[JOB] Return exactly the lines that run from the one containing "OCR this image." to the end of the entries, with both ends included.

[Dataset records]
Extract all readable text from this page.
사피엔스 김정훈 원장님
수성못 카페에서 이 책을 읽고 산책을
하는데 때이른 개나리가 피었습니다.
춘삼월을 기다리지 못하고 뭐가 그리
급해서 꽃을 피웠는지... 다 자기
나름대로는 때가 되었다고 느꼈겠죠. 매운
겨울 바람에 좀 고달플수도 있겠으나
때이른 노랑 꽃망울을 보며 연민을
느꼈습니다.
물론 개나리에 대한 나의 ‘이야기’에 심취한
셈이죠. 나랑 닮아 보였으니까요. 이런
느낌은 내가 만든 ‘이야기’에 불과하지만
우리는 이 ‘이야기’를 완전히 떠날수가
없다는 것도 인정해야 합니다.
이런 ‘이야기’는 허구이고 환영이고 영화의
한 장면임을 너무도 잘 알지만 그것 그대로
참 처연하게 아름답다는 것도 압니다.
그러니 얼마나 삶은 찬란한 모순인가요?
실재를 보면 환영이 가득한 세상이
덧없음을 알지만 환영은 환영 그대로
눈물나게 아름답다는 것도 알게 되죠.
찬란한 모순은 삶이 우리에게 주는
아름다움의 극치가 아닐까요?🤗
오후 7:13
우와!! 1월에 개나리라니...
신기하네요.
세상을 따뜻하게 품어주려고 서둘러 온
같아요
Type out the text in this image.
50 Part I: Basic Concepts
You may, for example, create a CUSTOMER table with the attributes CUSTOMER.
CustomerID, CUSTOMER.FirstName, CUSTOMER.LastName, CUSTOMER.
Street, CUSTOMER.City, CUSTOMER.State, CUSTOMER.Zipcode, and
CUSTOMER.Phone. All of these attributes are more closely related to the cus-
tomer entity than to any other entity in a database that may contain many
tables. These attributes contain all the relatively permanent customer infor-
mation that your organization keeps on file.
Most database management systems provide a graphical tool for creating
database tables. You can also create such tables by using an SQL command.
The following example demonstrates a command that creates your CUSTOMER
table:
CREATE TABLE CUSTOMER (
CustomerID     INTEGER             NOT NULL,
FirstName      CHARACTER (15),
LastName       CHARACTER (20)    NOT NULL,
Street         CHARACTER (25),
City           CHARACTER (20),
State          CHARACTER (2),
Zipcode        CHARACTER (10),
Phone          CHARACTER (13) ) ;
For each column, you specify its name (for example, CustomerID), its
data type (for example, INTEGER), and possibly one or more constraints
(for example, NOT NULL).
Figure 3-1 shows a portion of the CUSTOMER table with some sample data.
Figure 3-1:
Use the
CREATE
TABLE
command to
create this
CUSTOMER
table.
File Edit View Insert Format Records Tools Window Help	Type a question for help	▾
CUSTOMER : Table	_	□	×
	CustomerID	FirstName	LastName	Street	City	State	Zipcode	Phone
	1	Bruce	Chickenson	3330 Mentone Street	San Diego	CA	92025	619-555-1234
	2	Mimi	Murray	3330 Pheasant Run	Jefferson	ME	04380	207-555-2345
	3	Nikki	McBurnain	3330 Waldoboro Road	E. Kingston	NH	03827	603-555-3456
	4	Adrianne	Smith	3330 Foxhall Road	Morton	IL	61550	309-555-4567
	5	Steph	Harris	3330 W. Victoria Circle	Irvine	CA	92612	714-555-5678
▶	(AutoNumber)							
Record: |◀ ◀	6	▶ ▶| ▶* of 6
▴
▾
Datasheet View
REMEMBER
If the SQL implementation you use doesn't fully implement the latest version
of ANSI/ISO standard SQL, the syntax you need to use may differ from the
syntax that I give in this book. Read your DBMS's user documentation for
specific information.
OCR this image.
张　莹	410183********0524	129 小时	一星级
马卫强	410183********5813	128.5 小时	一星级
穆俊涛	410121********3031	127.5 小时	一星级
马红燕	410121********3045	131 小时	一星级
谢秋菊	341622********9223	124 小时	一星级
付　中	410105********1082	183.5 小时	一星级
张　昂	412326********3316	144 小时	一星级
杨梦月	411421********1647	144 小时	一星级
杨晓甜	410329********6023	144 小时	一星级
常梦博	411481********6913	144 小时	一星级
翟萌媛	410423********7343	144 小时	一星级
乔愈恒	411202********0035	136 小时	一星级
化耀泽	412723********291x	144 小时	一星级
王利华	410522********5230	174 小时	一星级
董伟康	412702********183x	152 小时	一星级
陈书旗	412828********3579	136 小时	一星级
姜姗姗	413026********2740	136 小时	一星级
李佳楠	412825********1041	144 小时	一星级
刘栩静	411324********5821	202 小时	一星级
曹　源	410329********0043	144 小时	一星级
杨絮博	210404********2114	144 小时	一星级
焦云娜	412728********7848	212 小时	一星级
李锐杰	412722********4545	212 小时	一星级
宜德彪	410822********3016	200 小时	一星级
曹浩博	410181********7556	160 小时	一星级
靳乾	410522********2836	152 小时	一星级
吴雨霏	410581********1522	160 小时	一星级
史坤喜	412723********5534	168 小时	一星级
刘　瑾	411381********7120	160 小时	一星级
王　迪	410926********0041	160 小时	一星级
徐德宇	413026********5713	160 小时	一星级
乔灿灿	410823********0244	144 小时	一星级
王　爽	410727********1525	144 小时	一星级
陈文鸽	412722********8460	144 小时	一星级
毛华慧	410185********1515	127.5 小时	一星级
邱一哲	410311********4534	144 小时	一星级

[ANSWER FOR THIS EXERCISE]
OCR this image.
张　莹	410183********0524	129 小时	一星级
马卫强	410183********5813	128.5 小时	一星级
穆俊涛	410121********3031	127.5 小时	一星级
马红燕	410121********3045	131 小时	一星级
谢秋菊	341622********9223	124 小时	一星级
付　中	410105********1082	183.5 小时	一星级
张　昂	412326********3316	144 小时	一星级
杨梦月	411421********1647	144 小时	一星级
杨晓甜	410329********6023	144 小时	一星级
常梦博	411481********6913	144 小时	一星级
翟萌媛	410423********7343	144 小时	一星级
乔愈恒	411202********0035	136 小时	一星级
化耀泽	412723********291x	144 小时	一星级
王利华	410522********5230	174 小时	一星级
董伟康	412702********183x	152 小时	一星级
陈书旗	412828********3579	136 小时	一星级
姜姗姗	413026********2740	136 小时	一星级
李佳楠	412825********1041	144 小时	一星级
刘栩静	411324********5821	202 小时	一星级
曹　源	410329********0043	144 小时	一星级
杨絮博	210404********2114	144 小时	一星级
焦云娜	412728********7848	212 小时	一星级
李锐杰	412722********4545	212 小时	一星级
宜德彪	410822********3016	200 小时	一星级
曹浩博	410181********7556	160 小时	一星级
靳乾	410522********2836	152 小时	一星级
吴雨霏	410581********1522	160 小时	一星级
史坤喜	412723********5534	168 小时	一星级
刘　瑾	411381********7120	160 小时	一星级
王　迪	410926********0041	160 小时	一星级
徐德宇	413026********5713	160 小时	一星级
乔灿灿	410823********0244	144 小时	一星级
王　爽	410727********1525	144 小时	一星级
陈文鸽	412722********8460	144 小时	一星级
毛华慧	410185********1515	127.5 小时	一星级
邱一哲	410311********4534	144 小时	一星级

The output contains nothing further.